Written request → Each entry in the listing below should be restated word for word.

Provided entries →
◇ ◇ ◇

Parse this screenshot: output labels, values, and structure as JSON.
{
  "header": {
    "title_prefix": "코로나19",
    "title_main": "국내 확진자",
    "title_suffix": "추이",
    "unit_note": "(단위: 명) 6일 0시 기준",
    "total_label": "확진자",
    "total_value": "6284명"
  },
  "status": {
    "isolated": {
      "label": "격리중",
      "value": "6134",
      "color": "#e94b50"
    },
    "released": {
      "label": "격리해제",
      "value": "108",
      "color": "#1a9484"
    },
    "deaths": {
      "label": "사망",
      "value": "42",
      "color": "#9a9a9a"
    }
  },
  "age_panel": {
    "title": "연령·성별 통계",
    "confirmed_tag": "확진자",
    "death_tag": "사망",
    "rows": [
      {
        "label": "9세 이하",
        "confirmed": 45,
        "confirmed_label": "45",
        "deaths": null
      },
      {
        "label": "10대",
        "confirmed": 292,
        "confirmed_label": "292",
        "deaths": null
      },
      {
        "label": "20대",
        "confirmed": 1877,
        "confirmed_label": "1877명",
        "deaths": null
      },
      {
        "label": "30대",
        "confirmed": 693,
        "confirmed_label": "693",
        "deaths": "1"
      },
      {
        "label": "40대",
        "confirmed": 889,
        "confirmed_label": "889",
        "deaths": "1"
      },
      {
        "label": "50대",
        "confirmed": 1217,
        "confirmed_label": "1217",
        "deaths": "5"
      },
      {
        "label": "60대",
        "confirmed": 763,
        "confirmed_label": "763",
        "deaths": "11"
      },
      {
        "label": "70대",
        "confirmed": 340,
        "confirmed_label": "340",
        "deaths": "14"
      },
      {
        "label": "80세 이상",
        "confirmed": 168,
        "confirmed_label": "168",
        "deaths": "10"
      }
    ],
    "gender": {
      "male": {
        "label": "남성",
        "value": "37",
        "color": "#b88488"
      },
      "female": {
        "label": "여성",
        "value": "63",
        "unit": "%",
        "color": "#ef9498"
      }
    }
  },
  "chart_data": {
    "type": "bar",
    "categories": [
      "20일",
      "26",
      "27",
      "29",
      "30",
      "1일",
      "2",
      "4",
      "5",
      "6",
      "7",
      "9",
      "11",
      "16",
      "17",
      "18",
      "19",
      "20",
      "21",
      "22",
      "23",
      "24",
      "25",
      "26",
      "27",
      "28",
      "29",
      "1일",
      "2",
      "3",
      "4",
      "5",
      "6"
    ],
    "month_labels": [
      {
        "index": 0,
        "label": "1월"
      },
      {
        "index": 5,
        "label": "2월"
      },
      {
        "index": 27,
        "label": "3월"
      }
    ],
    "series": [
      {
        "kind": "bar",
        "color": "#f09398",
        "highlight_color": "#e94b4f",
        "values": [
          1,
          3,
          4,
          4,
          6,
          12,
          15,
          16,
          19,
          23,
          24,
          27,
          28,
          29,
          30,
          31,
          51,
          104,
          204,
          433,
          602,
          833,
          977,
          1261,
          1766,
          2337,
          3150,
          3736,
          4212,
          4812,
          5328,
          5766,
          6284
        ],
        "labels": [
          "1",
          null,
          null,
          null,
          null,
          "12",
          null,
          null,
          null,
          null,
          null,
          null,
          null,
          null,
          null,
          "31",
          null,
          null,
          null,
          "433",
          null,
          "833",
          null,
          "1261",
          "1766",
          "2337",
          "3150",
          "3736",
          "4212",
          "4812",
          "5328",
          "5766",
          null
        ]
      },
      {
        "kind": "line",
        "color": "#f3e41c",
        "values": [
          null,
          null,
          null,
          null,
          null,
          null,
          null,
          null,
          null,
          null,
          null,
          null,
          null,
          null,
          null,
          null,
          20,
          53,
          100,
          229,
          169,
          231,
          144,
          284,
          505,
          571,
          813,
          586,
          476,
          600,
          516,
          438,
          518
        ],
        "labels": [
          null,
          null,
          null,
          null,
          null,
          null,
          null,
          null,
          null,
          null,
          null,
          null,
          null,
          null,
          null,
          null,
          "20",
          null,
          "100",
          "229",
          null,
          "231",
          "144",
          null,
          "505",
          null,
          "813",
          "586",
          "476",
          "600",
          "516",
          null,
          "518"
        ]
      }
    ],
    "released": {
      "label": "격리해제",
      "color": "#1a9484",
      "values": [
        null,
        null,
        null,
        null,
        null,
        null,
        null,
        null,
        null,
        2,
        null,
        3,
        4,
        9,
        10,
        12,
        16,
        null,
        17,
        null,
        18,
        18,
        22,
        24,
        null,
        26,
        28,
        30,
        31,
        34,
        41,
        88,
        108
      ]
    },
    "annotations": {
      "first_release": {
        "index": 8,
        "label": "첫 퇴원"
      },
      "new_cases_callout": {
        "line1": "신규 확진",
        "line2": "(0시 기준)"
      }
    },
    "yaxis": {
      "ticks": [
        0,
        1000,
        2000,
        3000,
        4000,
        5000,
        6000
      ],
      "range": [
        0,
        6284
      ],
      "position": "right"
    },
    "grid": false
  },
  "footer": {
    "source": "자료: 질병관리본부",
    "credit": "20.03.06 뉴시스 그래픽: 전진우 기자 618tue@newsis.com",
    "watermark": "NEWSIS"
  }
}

◇ ◇ ◇

Response to the exercise →
Parse this screenshot: output labels, values, and structure as JSON.
{
  "header": {
    "title_prefix": "코로나19",
    "title_main": "국내 확진자",
    "title_suffix": "추이",
    "unit_note": "(단위: 명) 6일 0시 기준",
    "total_label": "확진자",
    "total_value": "6284명"
  },
  "status": {
    "isolated": {
      "label": "격리중",
      "value": "6134",
      "color": "#e94b50"
    },
    "released": {
      "label": "격리해제",
      "value": "108",
      "color": "#1a9484"
    },
    "deaths": {
      "label": "사망",
      "value": "42",
      "color": "#9a9a9a"
    }
  },
  "age_panel": {
    "title": "연령·성별 통계",
    "confirmed_tag": "확진자",
    "death_tag": "사망",
    "rows": [
      {
        "label": "9세 이하",
        "confirmed": 45,
        "confirmed_label": "45",
        "deaths": null
      },
      {
        "label": "10대",
        "confirmed": 292,
        "confirmed_label": "292",
        "deaths": null
      },
      {
        "label": "20대",
        "confirmed": 1877,
        "confirmed_label": "1877명",
        "deaths": null
      },
      {
        "label": "30대",
        "confirmed": 693,
        "confirmed_label": "693",
        "deaths": "1"
      },
      {
        "label": "40대",
        "confirmed": 889,
        "confirmed_label": "889",
        "deaths": "1"
      },
      {
        "label": "50대",
        "confirmed": 1217,
        "confirmed_label": "1217",
        "deaths": "5"
      },
      {
        "label": "60대",
        "confirmed": 763,
        "confirmed_label": "763",
        "deaths": "11"
      },
      {
        "label": "70대",
        "confirmed": 340,
        "confirmed_label": "340",
        "deaths": "14"
      },
      {
        "label": "80세 이상",
        "confirmed": 168,
        "confirmed_label": "168",
        "deaths": "10"
      }
    ],
    "gender": {
      "male": {
        "label": "남성",
        "value": "37",
        "color": "#b88488"
      },
      "female": {
        "label": "여성",
        "value": "63",
        "unit": "%",
        "color": "#ef9498"
      }
    }
  },
  "chart_data": {
    "type": "bar",
    "categories": [
      "20일",
      "26",
      "27",
      "29",
      "30",
      "1일",
      "2",
      "4",
      "5",
      "6",
      "7",
      "9",
      "11",
      "16",
      "17",
      "18",
      "19",
      "20",
      "21",
      "22",
      "23",
      "24",
      "25",
      "26",
      "27",
      "28",
      "29",
      "1일",
      "2",
      "3",
      "4",
      "5",
      "6"
    ],
    "month_labels": [
      {
        "index": 0,
        "label": "1월"
      },
      {
        "index": 5,
        "label": "2월"
      },
      {
        "index": 27,
        "label": "3월"
      }
    ],
    "series": [
      {
        "kind": "bar",
        "color": "#f09398",
        "highlight_color": "#e94b4f",
        "values": [
          1,
          3,
          4,
          4,
          6,
          12,
          15,
          16,
          19,
          23,
          24,
          27,
          28,
          29,
          30,
          31,
          51,
          104,
          204,
          433,
          602,
          833,
          977,
          1261,
          1766,
          2337,
          3150,
          3736,
          4212,
          4812,
          5328,
          5766,
          6284
        ],
        "labels": [
          "1",
          null,
          null,
          null,
          null,
          "12",
          null,
          null,
          null,
          null,
          null,
          null,
          null,
          null,
          null,
          "31",
          null,
          null,
          null,
          "433",
          null,
          "833",
          null,
          "1261",
          "1766",
          "2337",
          "3150",
          "3736",
          "4212",
          "4812",
          "5328",
          "5766",
          null
        ]
      },
      {
        "kind": "line",
        "color": "#f3e41c",
        "values": [
          null,
          null,
          null,
          null,
          null,
          null,
          null,
          null,
          null,
          null,
          null,
          null,
          null,
          null,
          null,
          null,
          20,
          53,
          100,
          229,
          169,
          231,
          144,
          284,
          505,
          571,
          813,
          586,
          476,
          600,
          516,
          438,
          518
        ],
        "labels": [
          null,
          null,
          null,
          null,
          null,
          null,
          null,
          null,
          null,
          null,
          null,
          null,
          null,
          null,
          null,
          null,
          "20",
          null,
          "100",
          "229",
          null,
          "231",
          "144",
          null,
          "505",
          null,
          "813",
          "586",
          "476",
          "600",
          "516",
          null,
          "518"
        ]
      }
    ],
    "released": {
      "label": "격리해제",
      "color": "#1a9484",
      "values": [
        null,
        null,
        null,
        null,
        null,
        null,
        null,
        null,
        null,
        2,
        null,
        3,
        4,
        9,
        10,
        12,
        16,
        null,
        17,
        null,
        18,
        18,
        22,
        24,
        null,
        26,
        28,
        30,
        31,
        34,
        41,
        88,
        108
      ]
    },
    "annotations": {
      "first_release": {
        "index": 8,
        "label": "첫 퇴원"
      },
      "new_cases_callout": {
        "line1": "신규 확진",
        "line2": "(0시 기준)"
      }
    },
    "yaxis": {
      "ticks": [
        0,
        1000,
        2000,
        3000,
        4000,
        5000,
        6000
      ],
      "range": [
        0,
        6284
      ],
      "position": "right"
    },
    "grid": false
  },
  "footer": {
    "source": "자료: 질병관리본부",
    "credit": "20.03.06 뉴시스 그래픽: 전진우 기자 618tue@newsis.com",
    "watermark": "NEWSIS"
  }
}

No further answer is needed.